→ **Instruction**: Copy every line that contains the string "LOST" from the entries below.

→ **The data**:
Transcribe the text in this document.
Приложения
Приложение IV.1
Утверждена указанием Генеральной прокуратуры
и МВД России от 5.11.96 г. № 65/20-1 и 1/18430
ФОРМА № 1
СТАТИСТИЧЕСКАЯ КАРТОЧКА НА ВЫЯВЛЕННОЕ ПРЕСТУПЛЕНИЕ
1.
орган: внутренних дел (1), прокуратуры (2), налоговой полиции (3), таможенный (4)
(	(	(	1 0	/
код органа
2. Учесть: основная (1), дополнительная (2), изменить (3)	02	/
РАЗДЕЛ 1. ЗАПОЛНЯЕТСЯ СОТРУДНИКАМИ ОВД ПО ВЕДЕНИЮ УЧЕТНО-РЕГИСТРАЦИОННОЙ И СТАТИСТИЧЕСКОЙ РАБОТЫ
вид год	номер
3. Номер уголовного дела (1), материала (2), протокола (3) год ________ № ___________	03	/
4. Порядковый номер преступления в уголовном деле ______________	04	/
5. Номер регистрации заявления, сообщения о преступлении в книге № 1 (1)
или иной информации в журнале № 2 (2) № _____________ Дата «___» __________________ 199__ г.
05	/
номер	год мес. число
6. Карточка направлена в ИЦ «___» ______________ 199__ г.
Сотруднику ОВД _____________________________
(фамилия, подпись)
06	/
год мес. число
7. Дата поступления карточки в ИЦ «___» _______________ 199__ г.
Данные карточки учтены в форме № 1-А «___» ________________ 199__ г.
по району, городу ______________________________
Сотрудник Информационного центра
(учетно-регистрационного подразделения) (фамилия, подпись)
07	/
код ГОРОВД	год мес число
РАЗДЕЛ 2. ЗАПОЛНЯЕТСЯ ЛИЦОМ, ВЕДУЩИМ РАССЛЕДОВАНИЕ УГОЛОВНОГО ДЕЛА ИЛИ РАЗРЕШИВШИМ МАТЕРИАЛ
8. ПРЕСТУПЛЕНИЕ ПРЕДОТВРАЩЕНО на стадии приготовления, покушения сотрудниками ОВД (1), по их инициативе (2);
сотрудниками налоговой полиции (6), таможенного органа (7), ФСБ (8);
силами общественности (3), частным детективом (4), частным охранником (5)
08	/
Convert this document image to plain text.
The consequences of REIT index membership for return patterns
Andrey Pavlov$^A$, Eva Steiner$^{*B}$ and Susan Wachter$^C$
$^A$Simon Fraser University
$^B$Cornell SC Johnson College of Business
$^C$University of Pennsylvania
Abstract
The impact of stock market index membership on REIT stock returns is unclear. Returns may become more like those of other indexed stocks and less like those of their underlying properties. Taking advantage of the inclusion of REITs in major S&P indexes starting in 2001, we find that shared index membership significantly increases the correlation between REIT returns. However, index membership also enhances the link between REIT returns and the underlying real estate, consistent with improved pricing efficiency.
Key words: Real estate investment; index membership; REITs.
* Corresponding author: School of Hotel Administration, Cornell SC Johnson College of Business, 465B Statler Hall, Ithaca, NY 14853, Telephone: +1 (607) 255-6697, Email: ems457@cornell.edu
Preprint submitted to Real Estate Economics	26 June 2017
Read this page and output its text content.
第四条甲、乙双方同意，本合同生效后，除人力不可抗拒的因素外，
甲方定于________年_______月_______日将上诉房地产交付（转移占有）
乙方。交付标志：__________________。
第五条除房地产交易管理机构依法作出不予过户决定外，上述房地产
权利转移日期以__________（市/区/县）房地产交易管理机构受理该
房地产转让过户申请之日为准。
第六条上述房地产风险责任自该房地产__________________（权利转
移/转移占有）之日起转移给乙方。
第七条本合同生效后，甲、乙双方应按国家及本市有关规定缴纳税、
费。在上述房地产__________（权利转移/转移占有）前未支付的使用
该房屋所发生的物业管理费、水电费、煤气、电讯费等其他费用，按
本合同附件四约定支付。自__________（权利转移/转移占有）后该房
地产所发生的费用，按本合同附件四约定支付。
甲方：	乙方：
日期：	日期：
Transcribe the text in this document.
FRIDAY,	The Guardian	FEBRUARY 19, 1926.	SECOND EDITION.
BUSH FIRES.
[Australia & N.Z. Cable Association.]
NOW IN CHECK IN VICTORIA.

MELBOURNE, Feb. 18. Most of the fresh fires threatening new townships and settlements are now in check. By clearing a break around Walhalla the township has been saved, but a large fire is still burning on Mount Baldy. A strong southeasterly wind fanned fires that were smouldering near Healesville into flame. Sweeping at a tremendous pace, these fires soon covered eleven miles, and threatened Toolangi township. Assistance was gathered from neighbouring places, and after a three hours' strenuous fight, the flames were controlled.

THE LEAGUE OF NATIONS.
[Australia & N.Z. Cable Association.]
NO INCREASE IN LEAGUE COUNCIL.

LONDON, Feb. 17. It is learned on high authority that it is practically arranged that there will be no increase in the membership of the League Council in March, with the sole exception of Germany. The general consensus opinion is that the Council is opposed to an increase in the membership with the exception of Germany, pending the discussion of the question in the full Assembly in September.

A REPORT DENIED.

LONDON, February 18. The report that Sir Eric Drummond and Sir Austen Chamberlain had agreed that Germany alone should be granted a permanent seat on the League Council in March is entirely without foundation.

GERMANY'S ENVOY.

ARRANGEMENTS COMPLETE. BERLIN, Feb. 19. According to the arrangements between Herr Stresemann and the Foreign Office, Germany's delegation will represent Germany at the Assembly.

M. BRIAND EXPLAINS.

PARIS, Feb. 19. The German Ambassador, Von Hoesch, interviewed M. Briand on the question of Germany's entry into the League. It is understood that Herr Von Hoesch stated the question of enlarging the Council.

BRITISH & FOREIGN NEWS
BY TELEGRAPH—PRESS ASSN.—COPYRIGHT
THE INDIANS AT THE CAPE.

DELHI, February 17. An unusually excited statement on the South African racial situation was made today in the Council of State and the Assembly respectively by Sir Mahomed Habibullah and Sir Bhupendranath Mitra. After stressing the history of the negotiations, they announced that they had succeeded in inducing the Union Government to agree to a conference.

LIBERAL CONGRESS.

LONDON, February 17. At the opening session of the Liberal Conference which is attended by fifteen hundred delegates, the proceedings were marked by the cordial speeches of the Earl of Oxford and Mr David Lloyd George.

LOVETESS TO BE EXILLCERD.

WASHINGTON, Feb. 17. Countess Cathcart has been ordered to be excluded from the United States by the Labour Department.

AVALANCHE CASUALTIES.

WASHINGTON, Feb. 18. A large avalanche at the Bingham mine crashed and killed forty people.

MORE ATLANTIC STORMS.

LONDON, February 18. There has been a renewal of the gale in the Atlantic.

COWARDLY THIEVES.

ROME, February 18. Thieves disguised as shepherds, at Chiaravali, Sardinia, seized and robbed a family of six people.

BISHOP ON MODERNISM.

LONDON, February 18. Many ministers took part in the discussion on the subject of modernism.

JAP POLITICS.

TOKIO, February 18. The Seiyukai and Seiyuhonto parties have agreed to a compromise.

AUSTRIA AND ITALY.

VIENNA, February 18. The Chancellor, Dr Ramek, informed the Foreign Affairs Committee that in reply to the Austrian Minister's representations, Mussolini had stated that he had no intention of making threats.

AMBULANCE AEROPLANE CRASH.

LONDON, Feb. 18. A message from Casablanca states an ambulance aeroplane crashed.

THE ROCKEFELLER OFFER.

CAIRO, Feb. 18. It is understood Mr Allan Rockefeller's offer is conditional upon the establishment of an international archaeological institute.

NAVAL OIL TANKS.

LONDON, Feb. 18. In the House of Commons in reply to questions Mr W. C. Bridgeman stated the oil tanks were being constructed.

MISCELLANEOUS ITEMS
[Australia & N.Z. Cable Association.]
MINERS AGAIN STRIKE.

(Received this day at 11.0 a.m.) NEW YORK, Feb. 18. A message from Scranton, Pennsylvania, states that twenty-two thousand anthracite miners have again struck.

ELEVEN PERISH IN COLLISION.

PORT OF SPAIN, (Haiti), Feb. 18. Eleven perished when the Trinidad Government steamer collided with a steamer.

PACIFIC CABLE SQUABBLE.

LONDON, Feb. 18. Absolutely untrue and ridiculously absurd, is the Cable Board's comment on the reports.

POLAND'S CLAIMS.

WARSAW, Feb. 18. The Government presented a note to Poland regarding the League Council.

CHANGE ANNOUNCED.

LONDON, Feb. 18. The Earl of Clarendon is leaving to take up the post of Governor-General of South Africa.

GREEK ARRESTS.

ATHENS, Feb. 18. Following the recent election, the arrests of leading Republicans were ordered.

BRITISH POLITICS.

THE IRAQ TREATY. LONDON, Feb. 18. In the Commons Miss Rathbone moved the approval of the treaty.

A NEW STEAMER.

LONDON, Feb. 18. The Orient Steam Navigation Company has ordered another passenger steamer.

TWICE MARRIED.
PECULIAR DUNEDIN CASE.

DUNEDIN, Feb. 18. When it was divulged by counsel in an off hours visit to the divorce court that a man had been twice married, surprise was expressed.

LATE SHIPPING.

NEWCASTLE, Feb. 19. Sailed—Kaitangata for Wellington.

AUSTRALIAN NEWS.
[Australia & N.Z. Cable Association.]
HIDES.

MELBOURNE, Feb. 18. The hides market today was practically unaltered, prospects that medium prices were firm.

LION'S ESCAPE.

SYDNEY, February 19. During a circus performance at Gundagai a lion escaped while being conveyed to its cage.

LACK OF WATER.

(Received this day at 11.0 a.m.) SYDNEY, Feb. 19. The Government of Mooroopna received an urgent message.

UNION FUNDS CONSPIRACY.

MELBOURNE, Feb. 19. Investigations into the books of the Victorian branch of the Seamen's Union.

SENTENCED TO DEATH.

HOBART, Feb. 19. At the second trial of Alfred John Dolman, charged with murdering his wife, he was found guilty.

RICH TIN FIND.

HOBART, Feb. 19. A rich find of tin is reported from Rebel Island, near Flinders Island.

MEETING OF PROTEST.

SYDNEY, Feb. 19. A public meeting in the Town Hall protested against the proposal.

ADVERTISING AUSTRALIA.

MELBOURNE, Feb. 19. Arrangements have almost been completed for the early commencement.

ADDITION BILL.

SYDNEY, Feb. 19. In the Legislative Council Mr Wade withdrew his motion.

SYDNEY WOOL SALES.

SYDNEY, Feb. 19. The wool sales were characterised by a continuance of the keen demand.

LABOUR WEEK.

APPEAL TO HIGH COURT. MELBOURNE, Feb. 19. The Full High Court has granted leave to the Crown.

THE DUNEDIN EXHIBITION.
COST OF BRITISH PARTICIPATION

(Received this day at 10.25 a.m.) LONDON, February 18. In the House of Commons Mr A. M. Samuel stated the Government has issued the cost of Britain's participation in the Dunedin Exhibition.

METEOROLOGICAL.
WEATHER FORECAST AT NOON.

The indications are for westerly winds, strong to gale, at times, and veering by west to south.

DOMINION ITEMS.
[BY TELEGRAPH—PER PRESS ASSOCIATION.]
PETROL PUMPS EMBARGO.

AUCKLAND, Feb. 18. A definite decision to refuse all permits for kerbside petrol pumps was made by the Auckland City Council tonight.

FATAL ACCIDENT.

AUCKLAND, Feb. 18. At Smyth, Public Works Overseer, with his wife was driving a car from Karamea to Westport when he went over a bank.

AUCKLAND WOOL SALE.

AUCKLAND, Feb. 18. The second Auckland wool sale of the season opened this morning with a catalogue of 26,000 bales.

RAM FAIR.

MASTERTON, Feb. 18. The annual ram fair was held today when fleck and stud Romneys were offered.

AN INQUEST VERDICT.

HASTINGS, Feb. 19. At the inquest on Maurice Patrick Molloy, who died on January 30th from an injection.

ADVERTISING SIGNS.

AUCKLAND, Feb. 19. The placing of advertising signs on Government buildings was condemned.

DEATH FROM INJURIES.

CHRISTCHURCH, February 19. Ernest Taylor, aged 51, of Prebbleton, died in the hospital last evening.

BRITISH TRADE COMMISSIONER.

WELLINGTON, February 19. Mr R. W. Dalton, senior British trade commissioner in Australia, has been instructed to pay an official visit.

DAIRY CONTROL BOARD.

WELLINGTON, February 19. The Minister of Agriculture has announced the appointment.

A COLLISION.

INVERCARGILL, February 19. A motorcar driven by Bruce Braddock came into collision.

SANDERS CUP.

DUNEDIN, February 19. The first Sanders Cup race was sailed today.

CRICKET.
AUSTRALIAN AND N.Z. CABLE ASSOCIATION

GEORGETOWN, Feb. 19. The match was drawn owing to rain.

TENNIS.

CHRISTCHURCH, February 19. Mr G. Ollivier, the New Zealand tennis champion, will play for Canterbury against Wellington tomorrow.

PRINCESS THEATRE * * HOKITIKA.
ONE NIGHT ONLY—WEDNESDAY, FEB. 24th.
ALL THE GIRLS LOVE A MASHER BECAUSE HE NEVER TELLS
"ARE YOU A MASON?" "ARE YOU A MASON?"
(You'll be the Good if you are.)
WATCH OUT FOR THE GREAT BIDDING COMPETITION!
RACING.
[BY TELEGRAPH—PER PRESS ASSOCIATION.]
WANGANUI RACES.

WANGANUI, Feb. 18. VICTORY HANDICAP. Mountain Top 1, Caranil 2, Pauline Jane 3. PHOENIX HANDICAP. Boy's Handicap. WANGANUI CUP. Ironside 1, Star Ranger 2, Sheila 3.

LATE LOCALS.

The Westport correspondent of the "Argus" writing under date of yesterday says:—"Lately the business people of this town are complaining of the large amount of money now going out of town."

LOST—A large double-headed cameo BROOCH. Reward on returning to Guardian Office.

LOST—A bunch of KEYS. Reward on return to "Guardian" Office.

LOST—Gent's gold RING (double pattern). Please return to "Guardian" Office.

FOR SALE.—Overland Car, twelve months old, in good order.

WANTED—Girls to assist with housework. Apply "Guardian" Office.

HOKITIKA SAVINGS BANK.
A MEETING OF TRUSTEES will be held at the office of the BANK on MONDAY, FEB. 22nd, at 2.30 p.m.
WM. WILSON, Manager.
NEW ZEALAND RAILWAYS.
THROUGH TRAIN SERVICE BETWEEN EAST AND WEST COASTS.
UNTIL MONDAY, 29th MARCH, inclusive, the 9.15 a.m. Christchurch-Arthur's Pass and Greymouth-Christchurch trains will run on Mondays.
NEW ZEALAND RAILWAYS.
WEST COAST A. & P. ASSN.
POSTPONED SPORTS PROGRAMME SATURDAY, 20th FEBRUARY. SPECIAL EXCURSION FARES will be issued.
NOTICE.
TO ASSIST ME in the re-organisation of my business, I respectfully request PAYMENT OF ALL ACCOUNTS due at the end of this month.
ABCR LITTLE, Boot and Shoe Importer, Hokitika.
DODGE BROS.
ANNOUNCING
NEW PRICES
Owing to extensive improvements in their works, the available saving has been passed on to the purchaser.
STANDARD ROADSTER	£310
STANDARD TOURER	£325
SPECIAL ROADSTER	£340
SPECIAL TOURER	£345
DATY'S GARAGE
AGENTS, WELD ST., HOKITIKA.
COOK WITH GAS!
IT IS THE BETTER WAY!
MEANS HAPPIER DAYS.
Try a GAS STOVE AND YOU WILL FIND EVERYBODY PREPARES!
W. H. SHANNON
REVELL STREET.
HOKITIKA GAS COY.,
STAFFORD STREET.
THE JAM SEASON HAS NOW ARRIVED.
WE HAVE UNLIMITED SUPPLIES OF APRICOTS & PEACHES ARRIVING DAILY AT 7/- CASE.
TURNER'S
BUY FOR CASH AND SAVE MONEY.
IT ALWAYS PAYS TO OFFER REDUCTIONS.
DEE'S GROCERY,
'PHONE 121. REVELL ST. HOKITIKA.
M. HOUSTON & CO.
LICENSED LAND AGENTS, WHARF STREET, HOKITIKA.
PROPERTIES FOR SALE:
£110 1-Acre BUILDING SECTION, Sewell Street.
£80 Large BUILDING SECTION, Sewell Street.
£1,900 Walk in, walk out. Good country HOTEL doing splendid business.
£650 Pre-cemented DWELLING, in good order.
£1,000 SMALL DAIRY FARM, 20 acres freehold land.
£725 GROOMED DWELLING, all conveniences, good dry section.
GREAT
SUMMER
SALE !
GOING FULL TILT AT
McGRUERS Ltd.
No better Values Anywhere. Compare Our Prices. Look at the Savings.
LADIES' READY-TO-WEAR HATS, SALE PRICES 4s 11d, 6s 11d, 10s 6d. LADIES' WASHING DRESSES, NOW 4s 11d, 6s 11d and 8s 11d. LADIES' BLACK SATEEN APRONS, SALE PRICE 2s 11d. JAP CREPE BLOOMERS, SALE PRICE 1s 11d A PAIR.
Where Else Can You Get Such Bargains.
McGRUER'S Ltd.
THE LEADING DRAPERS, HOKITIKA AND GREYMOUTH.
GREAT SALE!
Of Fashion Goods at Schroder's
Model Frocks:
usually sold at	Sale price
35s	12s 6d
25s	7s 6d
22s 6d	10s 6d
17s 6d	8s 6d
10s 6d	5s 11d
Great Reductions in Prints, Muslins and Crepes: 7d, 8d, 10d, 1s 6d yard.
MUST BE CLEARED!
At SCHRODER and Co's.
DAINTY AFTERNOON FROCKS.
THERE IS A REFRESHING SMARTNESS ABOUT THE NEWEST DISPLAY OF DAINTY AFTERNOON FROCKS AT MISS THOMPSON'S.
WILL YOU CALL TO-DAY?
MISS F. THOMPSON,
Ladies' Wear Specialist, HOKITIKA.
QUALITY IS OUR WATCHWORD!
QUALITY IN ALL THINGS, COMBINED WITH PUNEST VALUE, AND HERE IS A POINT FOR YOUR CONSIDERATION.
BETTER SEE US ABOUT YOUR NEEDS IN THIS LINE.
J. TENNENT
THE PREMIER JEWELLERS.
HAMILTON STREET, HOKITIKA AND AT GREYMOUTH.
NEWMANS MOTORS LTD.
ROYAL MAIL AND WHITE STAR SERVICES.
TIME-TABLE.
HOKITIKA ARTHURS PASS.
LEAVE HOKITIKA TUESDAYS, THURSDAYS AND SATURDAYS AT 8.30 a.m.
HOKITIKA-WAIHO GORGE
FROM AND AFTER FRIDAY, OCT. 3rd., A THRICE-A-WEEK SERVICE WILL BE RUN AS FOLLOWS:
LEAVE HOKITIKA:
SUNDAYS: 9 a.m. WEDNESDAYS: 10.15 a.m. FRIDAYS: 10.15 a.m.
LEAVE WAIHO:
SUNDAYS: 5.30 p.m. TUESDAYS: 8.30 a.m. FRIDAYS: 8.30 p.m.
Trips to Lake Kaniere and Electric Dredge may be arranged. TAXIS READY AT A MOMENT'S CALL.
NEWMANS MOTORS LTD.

→ **Task response**:
LOST—A large double-headed cameo BROOCH. Reward on returning to Guardian Office.
LOST—A bunch of KEYS. Reward on return to "Guardian" Office.
LOST—Gent's gold RING (double pattern). Please return to "Guardian" Office.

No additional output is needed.